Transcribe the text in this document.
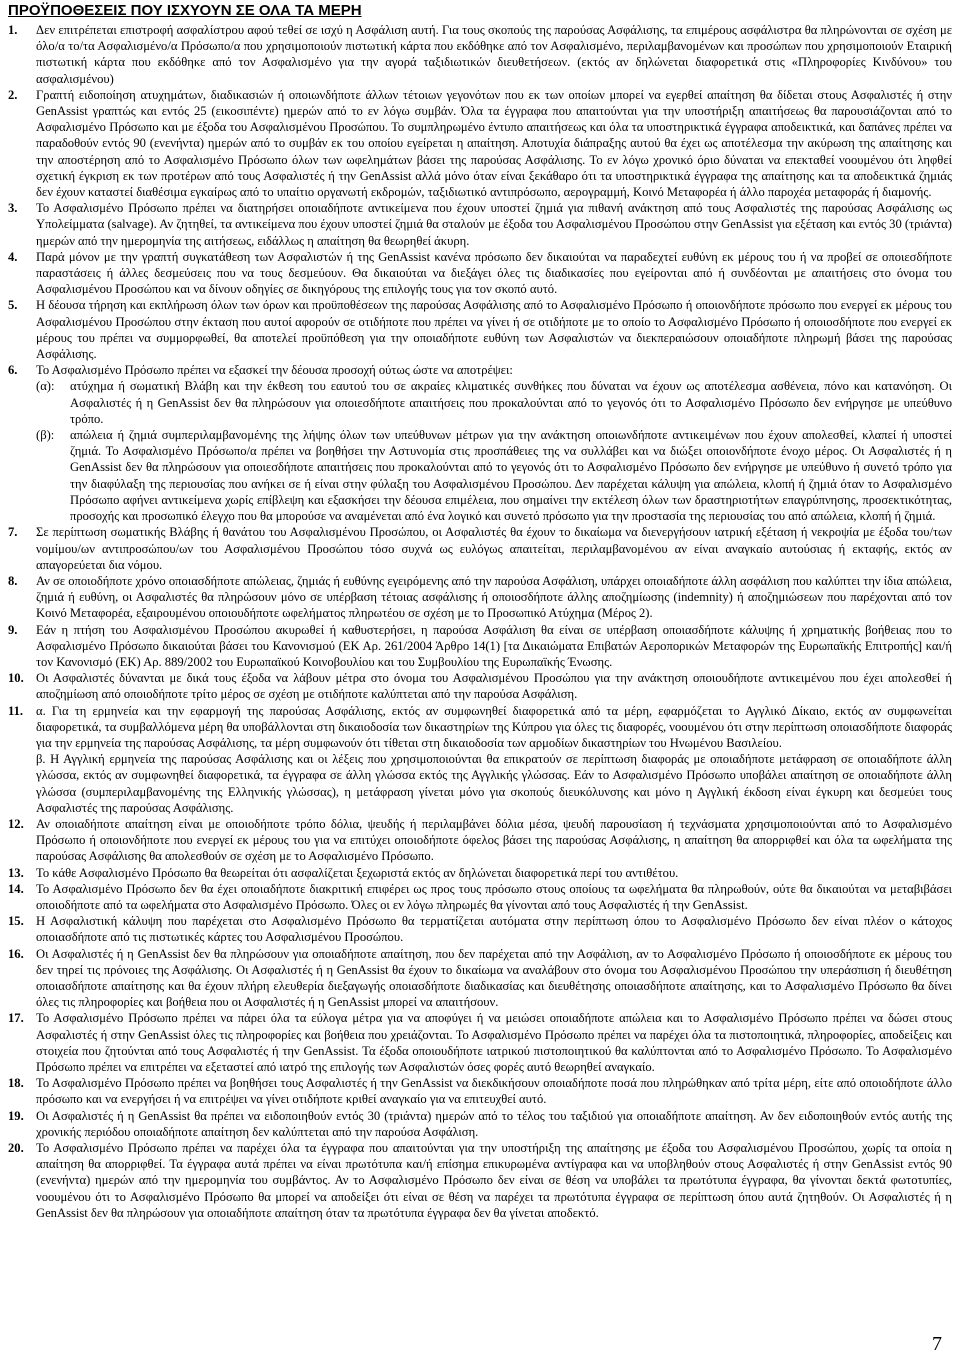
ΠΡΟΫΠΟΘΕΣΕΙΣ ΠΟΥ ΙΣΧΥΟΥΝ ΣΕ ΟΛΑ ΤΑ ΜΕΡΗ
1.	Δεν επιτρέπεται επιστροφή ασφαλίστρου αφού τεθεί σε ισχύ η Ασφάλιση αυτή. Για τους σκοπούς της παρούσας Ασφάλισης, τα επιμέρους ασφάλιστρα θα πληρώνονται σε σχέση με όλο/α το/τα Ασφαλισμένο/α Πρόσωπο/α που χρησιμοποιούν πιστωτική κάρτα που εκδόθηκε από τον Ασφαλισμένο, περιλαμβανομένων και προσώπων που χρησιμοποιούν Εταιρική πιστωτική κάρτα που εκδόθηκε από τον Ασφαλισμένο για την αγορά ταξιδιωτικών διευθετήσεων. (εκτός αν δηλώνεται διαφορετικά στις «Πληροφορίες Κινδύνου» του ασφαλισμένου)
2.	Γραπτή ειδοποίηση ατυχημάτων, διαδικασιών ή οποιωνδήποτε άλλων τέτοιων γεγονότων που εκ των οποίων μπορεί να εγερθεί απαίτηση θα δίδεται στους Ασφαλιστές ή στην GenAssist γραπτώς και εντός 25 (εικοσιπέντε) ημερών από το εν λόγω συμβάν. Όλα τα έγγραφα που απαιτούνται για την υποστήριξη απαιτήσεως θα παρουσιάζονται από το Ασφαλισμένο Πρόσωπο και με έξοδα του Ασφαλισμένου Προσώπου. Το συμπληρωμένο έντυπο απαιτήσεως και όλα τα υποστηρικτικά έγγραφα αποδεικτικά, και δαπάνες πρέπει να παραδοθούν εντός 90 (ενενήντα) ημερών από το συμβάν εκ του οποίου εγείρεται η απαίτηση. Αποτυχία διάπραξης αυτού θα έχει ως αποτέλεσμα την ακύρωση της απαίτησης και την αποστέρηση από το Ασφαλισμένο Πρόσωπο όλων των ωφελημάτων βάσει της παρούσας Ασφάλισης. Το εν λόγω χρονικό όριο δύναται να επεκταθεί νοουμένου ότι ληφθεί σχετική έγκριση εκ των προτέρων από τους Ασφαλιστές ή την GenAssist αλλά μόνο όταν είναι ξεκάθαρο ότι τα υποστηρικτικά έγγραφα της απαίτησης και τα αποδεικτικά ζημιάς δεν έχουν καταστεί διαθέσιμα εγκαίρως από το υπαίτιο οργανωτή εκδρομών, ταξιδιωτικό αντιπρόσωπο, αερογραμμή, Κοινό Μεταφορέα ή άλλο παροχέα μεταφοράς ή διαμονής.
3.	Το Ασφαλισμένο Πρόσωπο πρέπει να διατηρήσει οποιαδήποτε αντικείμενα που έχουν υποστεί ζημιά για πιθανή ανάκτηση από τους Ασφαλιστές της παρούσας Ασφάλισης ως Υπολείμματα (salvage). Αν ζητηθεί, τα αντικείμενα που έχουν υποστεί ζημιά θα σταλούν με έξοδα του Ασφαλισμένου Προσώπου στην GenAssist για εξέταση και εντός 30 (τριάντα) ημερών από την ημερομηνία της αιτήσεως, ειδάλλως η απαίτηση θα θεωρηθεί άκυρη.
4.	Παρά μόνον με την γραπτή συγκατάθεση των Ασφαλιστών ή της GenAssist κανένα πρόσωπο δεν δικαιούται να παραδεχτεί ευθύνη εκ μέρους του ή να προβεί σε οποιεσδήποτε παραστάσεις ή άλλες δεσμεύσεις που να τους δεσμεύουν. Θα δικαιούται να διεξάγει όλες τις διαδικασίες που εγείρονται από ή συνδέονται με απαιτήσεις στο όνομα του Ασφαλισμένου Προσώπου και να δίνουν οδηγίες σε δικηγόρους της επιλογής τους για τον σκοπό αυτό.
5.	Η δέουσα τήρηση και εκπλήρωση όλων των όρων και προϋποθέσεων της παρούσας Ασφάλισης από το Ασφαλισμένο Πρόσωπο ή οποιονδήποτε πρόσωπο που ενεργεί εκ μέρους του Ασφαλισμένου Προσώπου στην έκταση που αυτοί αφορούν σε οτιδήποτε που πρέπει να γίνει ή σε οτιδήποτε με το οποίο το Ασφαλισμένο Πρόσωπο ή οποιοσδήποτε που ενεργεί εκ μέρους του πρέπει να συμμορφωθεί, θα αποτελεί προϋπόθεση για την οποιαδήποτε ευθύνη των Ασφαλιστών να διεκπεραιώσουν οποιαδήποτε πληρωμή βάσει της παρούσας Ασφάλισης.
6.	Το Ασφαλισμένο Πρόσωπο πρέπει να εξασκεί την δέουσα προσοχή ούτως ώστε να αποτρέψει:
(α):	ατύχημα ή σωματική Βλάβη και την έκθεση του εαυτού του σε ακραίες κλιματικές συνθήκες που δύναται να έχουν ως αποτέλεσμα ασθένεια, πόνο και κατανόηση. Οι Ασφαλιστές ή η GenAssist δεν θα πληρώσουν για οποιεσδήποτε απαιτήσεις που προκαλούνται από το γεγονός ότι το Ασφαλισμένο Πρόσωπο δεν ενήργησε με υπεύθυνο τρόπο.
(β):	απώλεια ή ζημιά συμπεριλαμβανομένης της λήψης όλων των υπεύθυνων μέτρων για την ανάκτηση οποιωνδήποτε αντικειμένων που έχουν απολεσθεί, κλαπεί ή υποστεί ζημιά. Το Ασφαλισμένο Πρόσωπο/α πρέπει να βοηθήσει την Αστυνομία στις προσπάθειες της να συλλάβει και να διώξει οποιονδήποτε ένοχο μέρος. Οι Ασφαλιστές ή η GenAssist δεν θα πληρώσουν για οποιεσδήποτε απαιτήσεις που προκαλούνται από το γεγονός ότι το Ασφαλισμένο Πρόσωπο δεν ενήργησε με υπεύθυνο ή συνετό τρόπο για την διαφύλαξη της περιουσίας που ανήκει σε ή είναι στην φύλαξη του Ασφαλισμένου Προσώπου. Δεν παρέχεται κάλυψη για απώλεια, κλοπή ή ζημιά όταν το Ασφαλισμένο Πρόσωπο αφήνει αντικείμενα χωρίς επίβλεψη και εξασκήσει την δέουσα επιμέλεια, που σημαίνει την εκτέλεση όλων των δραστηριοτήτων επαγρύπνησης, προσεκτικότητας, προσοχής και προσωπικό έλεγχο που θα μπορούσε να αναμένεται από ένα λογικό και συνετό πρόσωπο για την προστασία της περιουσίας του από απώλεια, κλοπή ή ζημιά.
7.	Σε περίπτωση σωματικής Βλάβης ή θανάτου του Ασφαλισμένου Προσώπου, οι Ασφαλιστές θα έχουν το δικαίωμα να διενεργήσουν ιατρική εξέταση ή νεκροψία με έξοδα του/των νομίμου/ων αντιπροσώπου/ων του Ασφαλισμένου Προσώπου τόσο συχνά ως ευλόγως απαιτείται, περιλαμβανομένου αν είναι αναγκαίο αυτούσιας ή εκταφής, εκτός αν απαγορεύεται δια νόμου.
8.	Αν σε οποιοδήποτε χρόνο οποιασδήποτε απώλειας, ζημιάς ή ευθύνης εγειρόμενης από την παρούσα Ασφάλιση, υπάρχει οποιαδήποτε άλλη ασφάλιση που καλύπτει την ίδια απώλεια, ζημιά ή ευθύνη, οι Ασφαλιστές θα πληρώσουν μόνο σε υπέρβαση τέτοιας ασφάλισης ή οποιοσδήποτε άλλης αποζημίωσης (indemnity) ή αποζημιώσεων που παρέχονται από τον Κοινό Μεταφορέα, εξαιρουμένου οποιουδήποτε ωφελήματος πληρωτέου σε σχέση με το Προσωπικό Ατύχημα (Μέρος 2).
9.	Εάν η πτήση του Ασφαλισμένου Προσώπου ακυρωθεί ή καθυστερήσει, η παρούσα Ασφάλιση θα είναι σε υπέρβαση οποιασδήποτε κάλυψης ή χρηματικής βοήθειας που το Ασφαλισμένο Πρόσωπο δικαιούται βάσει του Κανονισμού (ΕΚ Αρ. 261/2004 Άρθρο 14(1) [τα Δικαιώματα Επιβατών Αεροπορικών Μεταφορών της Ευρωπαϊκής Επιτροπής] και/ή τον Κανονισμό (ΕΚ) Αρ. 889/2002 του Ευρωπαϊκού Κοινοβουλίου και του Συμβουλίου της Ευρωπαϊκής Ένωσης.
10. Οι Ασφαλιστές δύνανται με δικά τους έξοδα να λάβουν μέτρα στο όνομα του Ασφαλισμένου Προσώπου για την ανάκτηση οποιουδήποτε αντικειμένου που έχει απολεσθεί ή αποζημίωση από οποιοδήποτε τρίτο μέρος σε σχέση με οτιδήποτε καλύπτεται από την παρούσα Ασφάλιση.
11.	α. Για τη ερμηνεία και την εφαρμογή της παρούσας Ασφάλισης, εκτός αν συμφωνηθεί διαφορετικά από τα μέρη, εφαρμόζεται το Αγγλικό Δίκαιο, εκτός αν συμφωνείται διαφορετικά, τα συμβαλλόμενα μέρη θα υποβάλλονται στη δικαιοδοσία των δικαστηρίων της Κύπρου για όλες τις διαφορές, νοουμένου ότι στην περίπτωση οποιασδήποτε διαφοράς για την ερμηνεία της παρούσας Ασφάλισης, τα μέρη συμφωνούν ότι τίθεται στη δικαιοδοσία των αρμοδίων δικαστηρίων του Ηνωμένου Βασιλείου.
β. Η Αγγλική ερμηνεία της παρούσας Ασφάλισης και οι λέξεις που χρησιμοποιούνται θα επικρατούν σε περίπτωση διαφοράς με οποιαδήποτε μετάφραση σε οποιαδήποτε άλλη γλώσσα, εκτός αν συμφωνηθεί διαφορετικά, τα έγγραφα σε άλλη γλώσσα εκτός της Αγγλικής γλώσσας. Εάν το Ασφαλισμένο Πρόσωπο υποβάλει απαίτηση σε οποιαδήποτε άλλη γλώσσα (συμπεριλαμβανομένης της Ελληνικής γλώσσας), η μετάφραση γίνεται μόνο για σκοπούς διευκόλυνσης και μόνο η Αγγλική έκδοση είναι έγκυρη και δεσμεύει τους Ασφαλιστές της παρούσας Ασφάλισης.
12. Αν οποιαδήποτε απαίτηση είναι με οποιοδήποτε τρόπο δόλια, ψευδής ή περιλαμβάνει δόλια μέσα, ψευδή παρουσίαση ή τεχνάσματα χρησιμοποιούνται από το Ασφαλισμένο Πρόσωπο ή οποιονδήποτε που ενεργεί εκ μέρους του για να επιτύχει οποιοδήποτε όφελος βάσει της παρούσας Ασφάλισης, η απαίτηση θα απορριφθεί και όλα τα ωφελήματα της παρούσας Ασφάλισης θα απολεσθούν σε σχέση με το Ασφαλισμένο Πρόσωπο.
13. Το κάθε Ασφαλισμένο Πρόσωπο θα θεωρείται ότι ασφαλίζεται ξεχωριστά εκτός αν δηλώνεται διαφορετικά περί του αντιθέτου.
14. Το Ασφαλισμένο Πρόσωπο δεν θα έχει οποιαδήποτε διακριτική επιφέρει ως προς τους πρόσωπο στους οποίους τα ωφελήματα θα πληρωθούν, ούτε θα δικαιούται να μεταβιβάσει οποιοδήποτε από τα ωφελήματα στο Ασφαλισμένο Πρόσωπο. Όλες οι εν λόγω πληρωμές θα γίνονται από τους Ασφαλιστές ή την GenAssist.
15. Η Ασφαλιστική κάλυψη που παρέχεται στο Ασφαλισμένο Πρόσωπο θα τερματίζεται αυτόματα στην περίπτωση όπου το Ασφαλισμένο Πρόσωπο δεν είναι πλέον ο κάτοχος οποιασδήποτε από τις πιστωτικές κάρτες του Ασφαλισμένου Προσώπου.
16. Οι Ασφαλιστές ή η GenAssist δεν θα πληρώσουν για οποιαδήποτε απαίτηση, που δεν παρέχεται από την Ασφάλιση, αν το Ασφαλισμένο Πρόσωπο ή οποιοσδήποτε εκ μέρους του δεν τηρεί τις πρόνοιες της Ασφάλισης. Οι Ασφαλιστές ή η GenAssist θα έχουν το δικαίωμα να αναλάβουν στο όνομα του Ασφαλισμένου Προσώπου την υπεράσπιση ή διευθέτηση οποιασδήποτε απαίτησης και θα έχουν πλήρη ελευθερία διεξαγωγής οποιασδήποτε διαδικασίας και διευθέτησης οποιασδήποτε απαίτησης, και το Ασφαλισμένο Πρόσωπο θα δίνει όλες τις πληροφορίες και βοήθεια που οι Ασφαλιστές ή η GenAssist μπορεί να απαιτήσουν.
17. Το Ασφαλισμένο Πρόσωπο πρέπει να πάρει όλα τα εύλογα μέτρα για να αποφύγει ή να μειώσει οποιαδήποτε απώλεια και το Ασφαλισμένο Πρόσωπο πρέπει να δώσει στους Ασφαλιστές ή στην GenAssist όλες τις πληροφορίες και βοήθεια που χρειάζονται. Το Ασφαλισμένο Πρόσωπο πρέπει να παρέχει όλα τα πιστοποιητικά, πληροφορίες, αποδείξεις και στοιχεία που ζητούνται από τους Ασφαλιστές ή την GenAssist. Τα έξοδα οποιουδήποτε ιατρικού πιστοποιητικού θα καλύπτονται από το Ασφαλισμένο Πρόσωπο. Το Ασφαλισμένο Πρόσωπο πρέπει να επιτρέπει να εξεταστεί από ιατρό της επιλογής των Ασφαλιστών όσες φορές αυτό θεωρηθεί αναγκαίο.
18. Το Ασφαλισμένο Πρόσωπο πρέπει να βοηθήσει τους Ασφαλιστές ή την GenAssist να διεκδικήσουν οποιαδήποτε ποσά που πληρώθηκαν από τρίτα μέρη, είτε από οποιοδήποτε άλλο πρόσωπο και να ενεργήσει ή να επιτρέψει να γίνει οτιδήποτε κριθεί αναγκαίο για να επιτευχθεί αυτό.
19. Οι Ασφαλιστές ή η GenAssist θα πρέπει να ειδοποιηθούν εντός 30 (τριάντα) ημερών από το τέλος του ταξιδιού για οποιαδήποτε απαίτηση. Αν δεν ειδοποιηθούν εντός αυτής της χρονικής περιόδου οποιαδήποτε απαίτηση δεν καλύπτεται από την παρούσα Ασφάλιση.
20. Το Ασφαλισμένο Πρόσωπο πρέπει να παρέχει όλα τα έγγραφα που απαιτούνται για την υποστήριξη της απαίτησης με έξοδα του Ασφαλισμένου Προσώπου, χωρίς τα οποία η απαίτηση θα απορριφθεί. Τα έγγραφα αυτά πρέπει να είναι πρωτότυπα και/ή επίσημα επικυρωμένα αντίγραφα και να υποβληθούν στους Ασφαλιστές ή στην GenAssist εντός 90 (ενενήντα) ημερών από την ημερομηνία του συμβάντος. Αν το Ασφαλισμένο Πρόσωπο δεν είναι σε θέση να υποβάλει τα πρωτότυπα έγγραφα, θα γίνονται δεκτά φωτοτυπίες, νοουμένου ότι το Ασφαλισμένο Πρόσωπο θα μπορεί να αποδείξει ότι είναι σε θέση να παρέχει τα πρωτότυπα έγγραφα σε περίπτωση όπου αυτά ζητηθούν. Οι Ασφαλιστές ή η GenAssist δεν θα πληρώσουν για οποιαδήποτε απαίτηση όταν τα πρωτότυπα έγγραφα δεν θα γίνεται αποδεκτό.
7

^^^^^^^^

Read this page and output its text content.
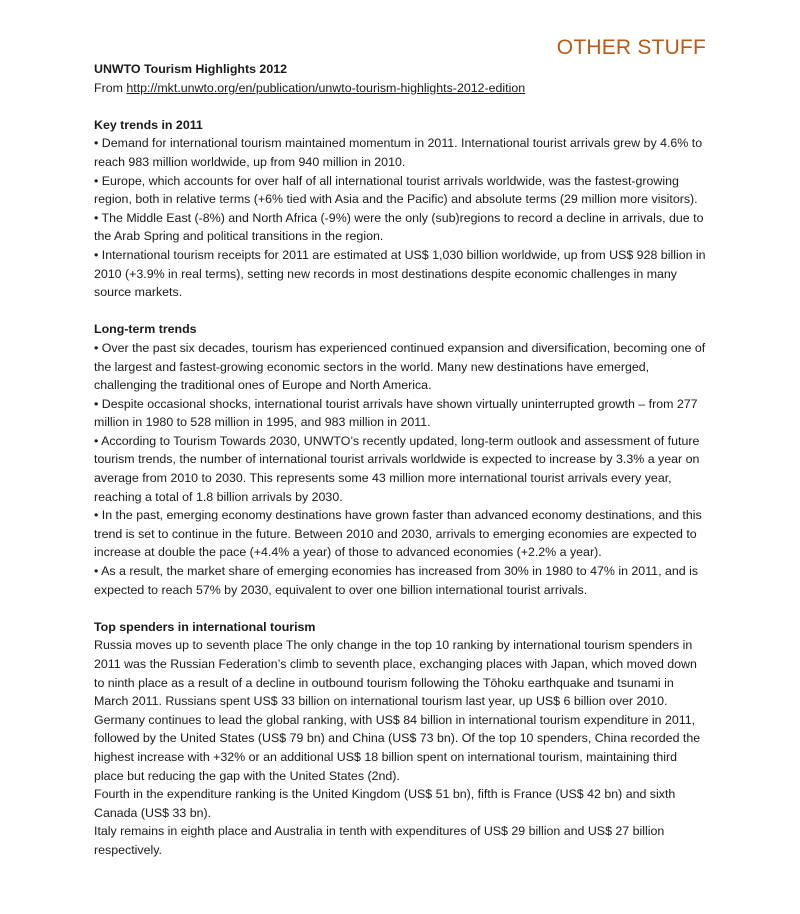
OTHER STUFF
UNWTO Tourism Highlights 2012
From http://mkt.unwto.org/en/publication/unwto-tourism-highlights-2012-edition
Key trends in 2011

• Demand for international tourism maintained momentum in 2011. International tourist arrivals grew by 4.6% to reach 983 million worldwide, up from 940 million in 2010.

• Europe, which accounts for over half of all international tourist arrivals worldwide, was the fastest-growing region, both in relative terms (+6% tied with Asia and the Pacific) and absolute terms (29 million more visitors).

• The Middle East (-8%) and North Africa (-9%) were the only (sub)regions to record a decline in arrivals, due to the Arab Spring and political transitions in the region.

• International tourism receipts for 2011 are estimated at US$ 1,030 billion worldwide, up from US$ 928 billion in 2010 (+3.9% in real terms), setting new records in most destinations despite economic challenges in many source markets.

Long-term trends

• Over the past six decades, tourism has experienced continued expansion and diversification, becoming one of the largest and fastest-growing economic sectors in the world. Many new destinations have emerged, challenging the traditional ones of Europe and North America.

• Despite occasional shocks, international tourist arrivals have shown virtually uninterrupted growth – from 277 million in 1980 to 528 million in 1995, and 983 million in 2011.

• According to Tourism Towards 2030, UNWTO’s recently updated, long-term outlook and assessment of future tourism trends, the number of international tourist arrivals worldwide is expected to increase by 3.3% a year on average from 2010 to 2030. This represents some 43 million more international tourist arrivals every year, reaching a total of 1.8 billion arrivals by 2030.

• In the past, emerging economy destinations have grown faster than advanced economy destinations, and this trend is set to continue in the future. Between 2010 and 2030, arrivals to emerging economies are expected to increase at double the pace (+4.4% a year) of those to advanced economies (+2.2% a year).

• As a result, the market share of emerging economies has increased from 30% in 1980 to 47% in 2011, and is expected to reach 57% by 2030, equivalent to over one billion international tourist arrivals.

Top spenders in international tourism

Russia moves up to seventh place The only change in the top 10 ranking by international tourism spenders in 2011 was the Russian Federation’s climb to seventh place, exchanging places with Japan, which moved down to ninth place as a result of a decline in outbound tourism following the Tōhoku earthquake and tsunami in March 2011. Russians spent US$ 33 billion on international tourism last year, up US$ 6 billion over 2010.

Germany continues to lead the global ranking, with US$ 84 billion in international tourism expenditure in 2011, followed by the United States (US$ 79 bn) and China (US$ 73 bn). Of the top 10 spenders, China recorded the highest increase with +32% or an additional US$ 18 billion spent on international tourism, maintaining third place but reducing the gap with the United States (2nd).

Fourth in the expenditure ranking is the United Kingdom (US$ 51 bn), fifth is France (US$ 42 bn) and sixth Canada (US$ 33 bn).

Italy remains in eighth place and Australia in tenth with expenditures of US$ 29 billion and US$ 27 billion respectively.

^^^^^^^^

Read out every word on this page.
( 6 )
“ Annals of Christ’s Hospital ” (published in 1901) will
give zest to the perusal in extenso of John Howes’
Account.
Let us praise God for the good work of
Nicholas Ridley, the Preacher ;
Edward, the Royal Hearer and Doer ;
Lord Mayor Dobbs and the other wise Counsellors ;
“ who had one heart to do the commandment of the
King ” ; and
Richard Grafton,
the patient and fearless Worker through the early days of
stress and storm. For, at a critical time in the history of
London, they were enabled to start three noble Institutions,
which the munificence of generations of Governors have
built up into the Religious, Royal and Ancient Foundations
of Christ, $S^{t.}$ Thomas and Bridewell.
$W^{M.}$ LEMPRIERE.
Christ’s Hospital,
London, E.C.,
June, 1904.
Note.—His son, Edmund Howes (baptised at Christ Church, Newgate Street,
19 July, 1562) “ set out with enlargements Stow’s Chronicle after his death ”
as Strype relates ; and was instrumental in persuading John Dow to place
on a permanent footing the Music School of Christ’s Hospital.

^^^^^^^^

_YOUR GOAL_. Only lines with "αντικείμενα" are wanted here; list each of them.

_COMPLETE ANSWER_.
3.	Το Ασφαλισμένο Πρόσωπο πρέπει να διατηρήσει οποιαδήποτε αντικείμενα που έχουν υποστεί ζημιά για πιθανή ανάκτηση από τους Ασφαλιστές της παρούσας Ασφάλισης ως Υπολείμματα (salvage). Αν ζητηθεί, τα αντικείμενα που έχουν υποστεί ζημιά θα σταλούν με έξοδα του Ασφαλισμένου Προσώπου στην GenAssist για εξέταση και εντός 30 (τριάντα) ημερών από την ημερομηνία της αιτήσεως, ειδάλλως η απαίτηση θα θεωρηθεί άκυρη.
(β):	απώλεια ή ζημιά συμπεριλαμβανομένης της λήψης όλων των υπεύθυνων μέτρων για την ανάκτηση οποιωνδήποτε αντικειμένων που έχουν απολεσθεί, κλαπεί ή υποστεί ζημιά. Το Ασφαλισμένο Πρόσωπο/α πρέπει να βοηθήσει την Αστυνομία στις προσπάθειες της να συλλάβει και να διώξει οποιονδήποτε ένοχο μέρος. Οι Ασφαλιστές ή η GenAssist δεν θα πληρώσουν για οποιεσδήποτε απαιτήσεις που προκαλούνται από το γεγονός ότι το Ασφαλισμένο Πρόσωπο δεν ενήργησε με υπεύθυνο ή συνετό τρόπο για την διαφύλαξη της περιουσίας που ανήκει σε ή είναι στην φύλαξη του Ασφαλισμένου Προσώπου. Δεν παρέχεται κάλυψη για απώλεια, κλοπή ή ζημιά όταν το Ασφαλισμένο Πρόσωπο αφήνει αντικείμενα χωρίς επίβλεψη και εξασκήσει την δέουσα επιμέλεια, που σημαίνει την εκτέλεση όλων των δραστηριοτήτων επαγρύπνησης, προσεκτικότητας, προσοχής και προσωπικό έλεγχο που θα μπορούσε να αναμένεται από ένα λογικό και συνετό πρόσωπο για την προστασία της περιουσίας του από απώλεια, κλοπή ή ζημιά.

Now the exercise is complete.